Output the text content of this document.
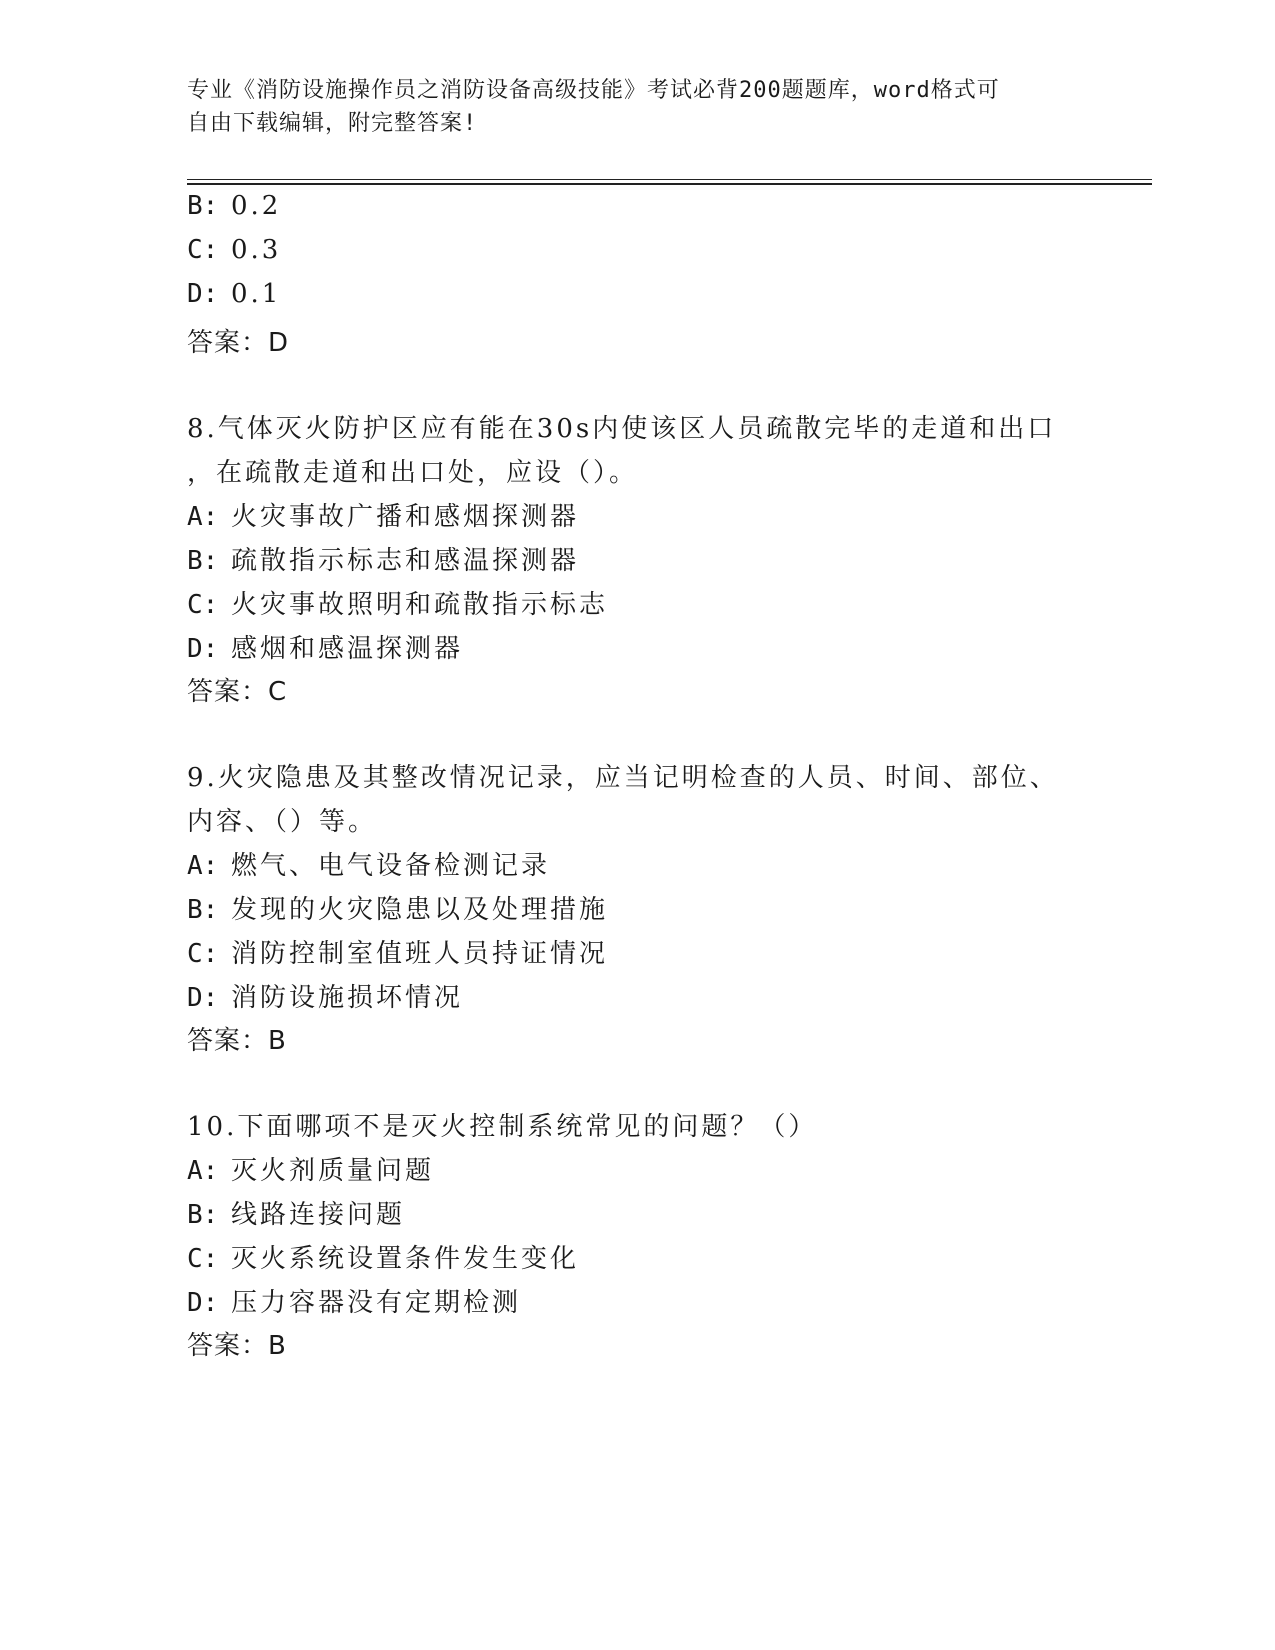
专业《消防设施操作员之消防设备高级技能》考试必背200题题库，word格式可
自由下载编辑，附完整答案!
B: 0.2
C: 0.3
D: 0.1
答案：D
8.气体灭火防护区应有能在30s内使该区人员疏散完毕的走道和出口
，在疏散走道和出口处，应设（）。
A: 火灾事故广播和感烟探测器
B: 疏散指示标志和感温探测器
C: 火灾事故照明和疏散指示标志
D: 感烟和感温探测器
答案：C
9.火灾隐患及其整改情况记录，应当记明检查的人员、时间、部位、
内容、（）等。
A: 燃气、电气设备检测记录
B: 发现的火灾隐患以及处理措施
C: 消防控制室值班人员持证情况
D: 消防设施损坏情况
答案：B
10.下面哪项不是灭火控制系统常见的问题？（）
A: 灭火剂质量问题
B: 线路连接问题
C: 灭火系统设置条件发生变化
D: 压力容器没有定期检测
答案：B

┄┄┄┄┄┄

◆ Exercise task
Output every entry exactly as given; pictures are not part of the copy.

◆ Written answer
Output the text content of this document.
专业《消防设施操作员之消防设备高级技能》考试必背200题题库，word格式可
自由下载编辑，附完整答案!
B: 0.2
C: 0.3
D: 0.1
答案：D
8.气体灭火防护区应有能在30s内使该区人员疏散完毕的走道和出口
，在疏散走道和出口处，应设（）。
A: 火灾事故广播和感烟探测器
B: 疏散指示标志和感温探测器
C: 火灾事故照明和疏散指示标志
D: 感烟和感温探测器
答案：C
9.火灾隐患及其整改情况记录，应当记明检查的人员、时间、部位、
内容、（）等。
A: 燃气、电气设备检测记录
B: 发现的火灾隐患以及处理措施
C: 消防控制室值班人员持证情况
D: 消防设施损坏情况
答案：B
10.下面哪项不是灭火控制系统常见的问题？（）
A: 灭火剂质量问题
B: 线路连接问题
C: 灭火系统设置条件发生变化
D: 压力容器没有定期检测
答案：B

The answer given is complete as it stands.